# [AIM OF THE TASK]
Work through the entries below and report how many lines include "content". The number alone is the answer.

# [DATA SHOWN]
— Start —
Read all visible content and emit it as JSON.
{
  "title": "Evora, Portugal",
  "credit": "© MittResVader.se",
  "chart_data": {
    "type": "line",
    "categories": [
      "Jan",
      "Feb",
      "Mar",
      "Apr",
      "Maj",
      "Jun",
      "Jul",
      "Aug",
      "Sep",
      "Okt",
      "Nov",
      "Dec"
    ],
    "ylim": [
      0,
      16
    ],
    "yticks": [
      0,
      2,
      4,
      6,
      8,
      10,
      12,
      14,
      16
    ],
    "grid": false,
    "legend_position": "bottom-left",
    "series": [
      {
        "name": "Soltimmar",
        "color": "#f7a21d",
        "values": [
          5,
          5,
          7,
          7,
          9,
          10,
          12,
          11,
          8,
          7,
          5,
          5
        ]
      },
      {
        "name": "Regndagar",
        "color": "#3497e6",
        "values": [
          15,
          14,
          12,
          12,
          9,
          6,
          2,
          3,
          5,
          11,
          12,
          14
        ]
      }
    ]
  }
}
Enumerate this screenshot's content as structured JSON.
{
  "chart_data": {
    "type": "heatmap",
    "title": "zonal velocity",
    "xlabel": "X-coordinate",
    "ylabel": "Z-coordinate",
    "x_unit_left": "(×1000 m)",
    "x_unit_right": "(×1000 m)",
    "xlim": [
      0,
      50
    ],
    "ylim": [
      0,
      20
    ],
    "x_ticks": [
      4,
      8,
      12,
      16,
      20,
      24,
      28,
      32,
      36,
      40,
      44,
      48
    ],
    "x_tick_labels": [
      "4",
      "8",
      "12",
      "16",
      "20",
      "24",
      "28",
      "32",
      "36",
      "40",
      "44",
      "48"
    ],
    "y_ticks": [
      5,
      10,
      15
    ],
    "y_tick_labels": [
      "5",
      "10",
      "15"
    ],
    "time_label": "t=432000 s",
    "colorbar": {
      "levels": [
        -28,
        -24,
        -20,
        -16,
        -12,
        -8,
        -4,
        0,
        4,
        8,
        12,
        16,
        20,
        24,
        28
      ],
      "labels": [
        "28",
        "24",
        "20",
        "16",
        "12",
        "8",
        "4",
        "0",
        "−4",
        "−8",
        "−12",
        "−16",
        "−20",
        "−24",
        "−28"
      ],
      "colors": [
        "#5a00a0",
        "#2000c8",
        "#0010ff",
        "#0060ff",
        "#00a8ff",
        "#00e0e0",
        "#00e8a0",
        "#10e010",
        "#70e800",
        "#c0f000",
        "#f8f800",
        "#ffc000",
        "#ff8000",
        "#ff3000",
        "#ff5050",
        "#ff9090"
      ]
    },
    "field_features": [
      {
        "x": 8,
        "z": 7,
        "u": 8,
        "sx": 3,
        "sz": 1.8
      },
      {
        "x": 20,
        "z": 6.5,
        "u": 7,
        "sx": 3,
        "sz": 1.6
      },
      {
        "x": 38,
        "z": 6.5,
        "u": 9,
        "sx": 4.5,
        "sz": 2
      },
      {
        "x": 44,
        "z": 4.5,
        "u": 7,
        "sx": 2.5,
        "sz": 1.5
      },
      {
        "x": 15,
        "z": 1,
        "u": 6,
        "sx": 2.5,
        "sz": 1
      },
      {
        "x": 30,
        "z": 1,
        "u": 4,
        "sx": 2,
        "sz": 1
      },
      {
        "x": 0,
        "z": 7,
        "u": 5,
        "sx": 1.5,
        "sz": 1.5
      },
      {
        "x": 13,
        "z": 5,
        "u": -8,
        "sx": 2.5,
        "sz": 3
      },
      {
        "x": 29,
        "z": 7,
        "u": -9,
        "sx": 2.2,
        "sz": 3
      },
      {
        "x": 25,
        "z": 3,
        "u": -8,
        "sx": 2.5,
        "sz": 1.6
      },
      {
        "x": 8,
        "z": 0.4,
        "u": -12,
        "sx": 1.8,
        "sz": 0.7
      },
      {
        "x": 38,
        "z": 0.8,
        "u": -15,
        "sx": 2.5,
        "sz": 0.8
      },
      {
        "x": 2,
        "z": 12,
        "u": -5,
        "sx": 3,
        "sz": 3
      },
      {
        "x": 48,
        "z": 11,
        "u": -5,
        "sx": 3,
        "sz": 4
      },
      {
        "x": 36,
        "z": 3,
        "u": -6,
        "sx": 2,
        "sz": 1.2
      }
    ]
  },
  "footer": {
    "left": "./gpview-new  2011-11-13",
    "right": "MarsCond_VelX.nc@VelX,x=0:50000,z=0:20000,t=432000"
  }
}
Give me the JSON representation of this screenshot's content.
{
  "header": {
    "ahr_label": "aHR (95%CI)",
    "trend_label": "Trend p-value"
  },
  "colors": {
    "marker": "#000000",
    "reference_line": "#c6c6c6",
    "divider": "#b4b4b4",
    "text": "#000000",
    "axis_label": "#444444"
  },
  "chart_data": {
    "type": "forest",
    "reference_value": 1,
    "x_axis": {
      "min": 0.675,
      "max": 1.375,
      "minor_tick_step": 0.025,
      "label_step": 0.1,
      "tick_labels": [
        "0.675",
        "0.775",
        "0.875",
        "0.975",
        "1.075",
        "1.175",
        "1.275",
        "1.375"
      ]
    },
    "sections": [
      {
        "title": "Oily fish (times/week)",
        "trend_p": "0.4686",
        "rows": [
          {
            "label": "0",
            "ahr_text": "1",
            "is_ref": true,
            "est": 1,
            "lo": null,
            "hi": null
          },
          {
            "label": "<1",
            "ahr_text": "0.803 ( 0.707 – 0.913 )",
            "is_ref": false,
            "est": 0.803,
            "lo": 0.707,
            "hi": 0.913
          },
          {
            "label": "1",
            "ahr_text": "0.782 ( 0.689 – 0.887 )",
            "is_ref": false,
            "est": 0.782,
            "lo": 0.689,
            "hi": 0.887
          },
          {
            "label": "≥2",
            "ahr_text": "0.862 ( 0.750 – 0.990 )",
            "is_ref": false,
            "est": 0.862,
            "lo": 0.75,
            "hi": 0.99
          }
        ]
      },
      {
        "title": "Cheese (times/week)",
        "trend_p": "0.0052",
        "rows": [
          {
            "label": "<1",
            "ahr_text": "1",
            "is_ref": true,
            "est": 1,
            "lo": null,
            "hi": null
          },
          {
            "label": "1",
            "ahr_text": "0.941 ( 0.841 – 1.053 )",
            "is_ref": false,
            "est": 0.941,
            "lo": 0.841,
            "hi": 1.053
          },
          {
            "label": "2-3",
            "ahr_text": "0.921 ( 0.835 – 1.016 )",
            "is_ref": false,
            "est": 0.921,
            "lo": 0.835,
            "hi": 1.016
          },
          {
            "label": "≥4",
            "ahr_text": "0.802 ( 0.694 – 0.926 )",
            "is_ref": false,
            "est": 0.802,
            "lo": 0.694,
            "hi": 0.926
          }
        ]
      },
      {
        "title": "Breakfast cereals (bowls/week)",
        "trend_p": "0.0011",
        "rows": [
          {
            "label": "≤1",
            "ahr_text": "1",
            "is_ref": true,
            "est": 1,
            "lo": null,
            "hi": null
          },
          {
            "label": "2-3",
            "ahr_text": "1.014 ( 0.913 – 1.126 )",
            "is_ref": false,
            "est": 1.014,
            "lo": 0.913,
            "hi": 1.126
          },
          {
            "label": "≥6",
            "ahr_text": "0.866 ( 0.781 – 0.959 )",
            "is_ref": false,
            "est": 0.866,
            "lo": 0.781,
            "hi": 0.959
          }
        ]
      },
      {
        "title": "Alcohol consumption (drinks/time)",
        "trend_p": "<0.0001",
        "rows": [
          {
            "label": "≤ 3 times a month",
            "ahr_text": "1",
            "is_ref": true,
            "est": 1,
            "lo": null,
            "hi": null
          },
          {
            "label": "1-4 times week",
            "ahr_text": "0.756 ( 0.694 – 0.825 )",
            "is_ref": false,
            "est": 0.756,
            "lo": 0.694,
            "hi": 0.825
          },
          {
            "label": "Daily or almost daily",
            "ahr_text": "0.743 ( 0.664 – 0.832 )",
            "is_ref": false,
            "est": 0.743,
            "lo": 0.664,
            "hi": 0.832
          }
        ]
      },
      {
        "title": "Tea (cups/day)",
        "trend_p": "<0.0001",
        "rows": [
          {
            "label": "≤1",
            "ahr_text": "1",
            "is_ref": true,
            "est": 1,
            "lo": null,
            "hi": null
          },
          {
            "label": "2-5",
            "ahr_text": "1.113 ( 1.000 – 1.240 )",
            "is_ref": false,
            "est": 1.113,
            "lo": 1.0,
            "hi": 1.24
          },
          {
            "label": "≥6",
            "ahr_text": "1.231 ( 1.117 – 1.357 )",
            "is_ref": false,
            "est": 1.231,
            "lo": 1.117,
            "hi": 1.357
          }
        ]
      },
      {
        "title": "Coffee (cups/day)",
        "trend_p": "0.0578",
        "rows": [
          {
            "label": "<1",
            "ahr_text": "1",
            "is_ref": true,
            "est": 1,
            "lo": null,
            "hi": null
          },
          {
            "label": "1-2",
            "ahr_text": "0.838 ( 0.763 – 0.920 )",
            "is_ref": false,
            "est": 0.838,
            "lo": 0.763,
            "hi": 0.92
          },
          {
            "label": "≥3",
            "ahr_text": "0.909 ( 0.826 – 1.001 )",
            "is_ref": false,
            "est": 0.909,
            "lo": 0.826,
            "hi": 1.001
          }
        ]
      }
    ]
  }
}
— End —
# [IN RESPONSE]
3